• **Instructions to follow**
Pull each line containing "assisted" out of the data and copy it.

• **Data provided**
----------

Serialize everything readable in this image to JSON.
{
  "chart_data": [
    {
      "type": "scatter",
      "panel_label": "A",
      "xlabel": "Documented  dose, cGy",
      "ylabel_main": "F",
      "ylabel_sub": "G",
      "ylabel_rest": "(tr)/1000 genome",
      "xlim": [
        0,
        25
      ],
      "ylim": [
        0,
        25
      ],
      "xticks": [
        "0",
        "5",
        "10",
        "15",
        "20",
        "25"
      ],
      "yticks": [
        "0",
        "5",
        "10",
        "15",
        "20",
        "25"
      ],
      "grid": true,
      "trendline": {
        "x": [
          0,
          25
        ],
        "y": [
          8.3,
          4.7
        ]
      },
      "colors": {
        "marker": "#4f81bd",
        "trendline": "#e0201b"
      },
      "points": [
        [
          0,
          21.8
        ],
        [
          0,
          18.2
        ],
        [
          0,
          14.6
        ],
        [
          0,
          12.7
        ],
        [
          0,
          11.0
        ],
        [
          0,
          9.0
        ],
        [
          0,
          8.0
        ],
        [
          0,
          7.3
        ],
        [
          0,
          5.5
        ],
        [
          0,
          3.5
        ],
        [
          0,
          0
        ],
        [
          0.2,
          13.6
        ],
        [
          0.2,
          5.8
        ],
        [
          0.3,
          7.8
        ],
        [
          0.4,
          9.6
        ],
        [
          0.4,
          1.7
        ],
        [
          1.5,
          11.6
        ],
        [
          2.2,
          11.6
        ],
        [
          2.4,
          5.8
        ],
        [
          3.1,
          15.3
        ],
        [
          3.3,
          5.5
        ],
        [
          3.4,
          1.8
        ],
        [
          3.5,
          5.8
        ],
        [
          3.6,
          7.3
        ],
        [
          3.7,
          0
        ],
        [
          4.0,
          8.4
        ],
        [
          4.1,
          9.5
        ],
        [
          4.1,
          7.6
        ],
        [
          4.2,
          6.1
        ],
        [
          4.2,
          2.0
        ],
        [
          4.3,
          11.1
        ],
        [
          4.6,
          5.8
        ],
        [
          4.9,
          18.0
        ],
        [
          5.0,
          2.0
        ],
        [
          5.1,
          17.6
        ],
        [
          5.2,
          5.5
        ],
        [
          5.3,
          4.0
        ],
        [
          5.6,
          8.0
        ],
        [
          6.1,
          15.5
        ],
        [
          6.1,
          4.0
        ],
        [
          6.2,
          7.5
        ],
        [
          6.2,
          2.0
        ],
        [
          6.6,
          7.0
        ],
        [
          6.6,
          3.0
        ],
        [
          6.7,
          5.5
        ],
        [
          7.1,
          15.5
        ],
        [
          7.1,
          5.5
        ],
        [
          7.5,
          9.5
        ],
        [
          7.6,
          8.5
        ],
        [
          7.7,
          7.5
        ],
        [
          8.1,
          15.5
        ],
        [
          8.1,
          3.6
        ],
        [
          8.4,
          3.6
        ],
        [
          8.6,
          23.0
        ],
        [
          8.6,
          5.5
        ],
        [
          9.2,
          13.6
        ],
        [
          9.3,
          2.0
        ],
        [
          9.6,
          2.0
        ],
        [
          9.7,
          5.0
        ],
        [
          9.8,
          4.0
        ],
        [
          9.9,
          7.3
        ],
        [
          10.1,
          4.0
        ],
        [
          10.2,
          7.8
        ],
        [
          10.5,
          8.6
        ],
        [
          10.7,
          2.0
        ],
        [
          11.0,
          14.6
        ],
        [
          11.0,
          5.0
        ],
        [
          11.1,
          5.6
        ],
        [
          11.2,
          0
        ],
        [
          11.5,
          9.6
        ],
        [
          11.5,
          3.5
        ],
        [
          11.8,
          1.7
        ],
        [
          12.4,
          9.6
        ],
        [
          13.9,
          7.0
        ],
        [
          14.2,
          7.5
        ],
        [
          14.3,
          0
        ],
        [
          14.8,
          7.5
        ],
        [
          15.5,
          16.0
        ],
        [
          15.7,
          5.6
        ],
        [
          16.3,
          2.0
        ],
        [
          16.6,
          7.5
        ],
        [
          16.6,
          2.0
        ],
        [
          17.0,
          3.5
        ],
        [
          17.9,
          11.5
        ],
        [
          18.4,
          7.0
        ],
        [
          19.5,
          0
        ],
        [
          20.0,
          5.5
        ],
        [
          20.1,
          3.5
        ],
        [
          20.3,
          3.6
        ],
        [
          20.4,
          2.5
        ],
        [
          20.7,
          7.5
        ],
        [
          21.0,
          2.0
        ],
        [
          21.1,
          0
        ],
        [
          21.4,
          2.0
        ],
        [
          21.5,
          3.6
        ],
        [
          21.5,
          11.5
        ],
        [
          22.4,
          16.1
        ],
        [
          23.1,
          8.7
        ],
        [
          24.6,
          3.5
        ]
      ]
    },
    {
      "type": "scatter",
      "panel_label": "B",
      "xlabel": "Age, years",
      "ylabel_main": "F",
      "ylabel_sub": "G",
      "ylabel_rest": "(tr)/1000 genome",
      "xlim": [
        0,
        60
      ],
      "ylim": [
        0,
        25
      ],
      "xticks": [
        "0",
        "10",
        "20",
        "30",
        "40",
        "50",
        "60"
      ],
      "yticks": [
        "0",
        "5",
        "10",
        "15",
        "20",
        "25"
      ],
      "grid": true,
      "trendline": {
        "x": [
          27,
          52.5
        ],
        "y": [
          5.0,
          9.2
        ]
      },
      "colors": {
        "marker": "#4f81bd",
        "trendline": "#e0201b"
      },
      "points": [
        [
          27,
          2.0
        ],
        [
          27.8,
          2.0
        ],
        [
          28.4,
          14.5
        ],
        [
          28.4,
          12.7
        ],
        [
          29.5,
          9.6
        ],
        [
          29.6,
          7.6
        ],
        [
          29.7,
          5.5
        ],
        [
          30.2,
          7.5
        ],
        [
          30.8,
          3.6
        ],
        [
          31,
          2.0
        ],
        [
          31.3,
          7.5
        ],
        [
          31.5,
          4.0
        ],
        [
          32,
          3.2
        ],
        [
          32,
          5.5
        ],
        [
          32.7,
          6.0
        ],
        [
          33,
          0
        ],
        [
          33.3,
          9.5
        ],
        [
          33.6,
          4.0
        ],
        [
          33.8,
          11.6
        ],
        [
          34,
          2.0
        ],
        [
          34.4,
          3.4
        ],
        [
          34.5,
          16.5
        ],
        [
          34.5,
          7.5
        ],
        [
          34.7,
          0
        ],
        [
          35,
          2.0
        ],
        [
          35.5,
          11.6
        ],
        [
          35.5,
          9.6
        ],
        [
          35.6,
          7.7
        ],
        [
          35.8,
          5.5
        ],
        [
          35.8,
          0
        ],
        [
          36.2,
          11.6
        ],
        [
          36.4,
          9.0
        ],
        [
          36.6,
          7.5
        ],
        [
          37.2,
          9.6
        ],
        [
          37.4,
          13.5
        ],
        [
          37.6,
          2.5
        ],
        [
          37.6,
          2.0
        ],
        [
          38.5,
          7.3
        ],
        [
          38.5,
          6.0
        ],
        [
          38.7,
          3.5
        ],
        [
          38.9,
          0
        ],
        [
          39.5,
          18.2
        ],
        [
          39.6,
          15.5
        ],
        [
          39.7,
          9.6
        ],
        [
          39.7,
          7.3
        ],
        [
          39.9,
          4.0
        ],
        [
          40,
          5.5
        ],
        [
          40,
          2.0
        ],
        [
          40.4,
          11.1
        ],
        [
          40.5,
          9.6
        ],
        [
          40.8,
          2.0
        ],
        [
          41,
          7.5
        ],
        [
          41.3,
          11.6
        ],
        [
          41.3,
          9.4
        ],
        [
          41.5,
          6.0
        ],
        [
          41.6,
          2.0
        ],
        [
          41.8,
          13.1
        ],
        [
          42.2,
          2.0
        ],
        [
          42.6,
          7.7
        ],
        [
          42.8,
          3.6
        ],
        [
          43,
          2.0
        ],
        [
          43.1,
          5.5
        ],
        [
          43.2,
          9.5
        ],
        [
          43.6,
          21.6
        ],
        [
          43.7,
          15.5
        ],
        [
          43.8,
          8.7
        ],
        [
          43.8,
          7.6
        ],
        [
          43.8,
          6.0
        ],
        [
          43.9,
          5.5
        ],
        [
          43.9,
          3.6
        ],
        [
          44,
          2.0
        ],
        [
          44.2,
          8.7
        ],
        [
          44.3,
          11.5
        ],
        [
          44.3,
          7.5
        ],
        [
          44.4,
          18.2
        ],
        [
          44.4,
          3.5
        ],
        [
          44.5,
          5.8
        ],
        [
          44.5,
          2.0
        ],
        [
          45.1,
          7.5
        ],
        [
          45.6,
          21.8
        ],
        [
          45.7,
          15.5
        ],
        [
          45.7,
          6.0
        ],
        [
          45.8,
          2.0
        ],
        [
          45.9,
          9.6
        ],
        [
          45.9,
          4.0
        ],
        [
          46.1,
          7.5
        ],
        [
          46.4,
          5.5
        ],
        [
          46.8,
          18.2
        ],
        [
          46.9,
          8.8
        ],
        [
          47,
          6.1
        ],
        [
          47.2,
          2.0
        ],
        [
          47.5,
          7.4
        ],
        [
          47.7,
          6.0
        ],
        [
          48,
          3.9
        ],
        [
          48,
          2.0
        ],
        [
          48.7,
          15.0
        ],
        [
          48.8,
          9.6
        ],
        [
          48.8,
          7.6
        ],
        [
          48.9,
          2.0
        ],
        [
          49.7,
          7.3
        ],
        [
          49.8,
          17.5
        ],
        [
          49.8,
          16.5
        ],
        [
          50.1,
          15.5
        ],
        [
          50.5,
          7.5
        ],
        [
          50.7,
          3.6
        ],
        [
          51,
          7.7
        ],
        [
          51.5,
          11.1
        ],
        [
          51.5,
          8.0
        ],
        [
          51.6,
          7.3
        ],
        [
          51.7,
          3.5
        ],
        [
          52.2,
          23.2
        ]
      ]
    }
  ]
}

----------

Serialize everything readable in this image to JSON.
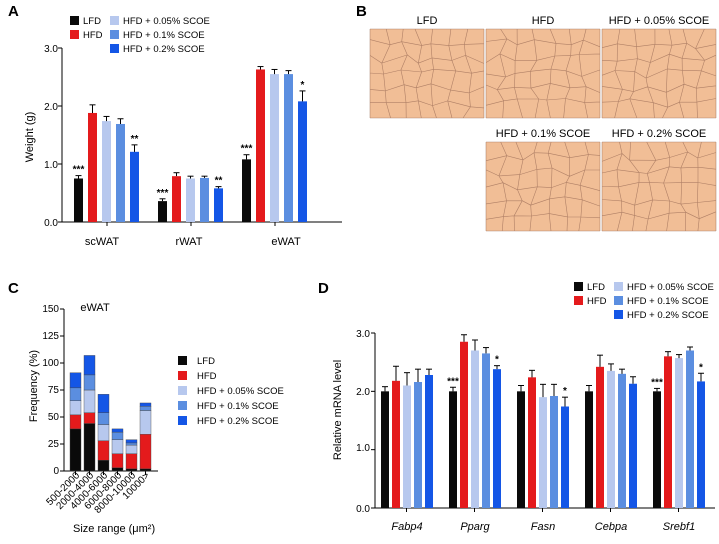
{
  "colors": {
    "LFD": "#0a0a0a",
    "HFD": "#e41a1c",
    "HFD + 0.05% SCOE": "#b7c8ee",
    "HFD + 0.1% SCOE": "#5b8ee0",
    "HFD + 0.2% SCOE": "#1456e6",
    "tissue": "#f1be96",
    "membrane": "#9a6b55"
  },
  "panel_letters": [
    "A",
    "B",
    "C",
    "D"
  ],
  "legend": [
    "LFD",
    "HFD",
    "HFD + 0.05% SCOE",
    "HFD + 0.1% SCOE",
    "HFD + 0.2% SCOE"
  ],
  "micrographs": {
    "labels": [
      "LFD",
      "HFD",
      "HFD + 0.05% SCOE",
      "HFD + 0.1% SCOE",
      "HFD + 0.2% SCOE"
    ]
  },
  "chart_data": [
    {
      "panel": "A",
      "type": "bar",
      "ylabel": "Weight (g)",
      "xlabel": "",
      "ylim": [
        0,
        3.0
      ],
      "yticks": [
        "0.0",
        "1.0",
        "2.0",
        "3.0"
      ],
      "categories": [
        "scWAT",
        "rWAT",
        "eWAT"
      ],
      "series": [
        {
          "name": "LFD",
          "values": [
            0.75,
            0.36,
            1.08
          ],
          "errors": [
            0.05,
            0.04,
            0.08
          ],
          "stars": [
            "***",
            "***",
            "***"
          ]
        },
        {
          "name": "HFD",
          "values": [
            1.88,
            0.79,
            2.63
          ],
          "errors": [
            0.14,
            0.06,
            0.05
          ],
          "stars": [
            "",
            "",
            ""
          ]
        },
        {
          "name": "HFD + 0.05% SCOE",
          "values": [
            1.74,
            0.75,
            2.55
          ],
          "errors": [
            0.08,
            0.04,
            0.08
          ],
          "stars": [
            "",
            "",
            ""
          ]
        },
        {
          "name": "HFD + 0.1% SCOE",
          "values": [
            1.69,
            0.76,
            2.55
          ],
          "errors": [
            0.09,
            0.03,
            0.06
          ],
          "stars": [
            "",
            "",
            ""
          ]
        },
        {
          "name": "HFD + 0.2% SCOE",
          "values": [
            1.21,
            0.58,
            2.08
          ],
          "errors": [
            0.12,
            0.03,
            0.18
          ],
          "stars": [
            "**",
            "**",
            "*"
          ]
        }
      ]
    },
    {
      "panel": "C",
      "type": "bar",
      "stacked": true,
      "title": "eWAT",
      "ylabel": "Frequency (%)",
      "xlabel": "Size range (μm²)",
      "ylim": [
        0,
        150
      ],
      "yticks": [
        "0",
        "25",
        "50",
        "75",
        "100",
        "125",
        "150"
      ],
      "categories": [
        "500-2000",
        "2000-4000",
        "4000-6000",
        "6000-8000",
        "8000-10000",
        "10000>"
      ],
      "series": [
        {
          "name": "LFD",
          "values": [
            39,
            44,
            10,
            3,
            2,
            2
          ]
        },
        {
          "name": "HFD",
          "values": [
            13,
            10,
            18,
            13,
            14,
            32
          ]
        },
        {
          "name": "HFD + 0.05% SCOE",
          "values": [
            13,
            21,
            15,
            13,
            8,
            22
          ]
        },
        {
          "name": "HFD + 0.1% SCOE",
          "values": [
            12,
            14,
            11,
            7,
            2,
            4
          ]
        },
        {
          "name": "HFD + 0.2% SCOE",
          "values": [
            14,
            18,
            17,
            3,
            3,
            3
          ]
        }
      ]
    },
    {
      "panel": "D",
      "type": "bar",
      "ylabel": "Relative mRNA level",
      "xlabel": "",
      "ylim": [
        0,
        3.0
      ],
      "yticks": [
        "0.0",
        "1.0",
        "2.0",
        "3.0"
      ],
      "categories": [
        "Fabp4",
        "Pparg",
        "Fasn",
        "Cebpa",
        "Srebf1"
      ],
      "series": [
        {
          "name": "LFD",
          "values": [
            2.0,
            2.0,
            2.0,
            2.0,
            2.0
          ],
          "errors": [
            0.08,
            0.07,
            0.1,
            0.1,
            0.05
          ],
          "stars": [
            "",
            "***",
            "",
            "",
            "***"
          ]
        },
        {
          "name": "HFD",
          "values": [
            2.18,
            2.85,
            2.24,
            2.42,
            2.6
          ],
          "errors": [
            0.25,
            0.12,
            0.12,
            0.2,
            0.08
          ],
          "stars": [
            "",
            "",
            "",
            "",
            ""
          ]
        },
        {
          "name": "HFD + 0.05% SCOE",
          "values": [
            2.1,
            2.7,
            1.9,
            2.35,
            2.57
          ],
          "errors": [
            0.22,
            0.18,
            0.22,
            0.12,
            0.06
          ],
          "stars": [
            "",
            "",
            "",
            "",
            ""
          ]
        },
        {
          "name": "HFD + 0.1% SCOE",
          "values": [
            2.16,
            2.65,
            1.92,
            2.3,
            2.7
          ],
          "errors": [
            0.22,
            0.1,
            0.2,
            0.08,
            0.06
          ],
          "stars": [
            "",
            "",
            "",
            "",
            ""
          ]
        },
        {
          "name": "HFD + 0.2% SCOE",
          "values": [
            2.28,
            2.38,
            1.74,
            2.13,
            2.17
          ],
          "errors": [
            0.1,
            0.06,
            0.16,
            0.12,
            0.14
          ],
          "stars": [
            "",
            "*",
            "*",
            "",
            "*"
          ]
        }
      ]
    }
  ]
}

----------

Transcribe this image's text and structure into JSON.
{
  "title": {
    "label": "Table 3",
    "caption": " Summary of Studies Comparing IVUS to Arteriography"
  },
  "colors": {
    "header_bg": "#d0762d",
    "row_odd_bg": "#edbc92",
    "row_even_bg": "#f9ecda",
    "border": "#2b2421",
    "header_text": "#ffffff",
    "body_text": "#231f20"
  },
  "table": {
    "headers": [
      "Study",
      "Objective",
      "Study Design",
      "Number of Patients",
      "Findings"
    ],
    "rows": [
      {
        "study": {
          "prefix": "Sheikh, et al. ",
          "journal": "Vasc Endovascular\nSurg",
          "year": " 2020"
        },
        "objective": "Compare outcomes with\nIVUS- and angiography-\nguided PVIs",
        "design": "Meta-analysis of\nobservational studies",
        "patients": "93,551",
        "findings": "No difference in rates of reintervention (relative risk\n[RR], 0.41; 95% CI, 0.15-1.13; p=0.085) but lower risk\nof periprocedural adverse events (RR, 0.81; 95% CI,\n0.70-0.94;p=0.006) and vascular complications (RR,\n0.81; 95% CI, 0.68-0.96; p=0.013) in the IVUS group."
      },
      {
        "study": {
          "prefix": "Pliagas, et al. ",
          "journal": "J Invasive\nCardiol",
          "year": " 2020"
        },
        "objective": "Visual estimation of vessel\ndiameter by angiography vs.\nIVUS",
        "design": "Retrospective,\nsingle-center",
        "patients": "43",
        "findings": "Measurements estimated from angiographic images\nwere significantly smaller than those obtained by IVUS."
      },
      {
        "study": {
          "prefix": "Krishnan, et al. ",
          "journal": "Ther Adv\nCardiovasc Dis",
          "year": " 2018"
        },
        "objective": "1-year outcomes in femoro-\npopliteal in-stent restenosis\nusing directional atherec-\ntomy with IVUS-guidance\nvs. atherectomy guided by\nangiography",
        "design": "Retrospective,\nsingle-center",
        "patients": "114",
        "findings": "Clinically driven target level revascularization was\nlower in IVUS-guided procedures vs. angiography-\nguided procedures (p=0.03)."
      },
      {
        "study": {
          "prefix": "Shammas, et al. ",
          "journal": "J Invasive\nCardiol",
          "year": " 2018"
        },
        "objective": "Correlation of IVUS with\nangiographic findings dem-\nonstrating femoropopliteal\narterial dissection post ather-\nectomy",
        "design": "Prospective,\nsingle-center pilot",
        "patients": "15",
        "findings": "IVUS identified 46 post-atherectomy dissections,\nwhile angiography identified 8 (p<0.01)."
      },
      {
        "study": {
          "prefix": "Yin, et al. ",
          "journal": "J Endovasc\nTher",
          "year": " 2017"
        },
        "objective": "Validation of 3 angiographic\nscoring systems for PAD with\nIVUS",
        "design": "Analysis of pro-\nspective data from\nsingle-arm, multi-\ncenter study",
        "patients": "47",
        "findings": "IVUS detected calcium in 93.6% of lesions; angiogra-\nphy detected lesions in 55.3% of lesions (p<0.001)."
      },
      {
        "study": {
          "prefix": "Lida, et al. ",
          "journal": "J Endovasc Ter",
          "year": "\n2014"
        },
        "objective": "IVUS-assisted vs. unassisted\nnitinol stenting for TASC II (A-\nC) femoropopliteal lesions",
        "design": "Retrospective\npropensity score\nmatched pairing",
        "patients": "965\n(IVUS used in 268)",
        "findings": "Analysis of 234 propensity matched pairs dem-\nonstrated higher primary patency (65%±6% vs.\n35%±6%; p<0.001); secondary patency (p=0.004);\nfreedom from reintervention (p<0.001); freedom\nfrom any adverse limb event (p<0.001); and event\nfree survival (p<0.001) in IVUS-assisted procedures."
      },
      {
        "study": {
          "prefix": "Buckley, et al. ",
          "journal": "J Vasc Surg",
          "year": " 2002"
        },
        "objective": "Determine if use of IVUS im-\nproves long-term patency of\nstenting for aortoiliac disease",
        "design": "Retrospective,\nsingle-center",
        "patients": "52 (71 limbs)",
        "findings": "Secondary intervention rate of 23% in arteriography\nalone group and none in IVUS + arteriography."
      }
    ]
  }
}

----------

• **Exercise answer**
        "objective": "IVUS-assisted vs. unassisted\nnitinol stenting for TASC II (A-\nC) femoropopliteal lesions",
        "findings": "Analysis of 234 propensity matched pairs dem-\nonstrated higher primary patency (65%±6% vs.\n35%±6%; p<0.001); secondary patency (p=0.004);\nfreedom from reintervention (p<0.001); freedom\nfrom any adverse limb event (p<0.001); and event\nfree survival (p<0.001) in IVUS-assisted procedures."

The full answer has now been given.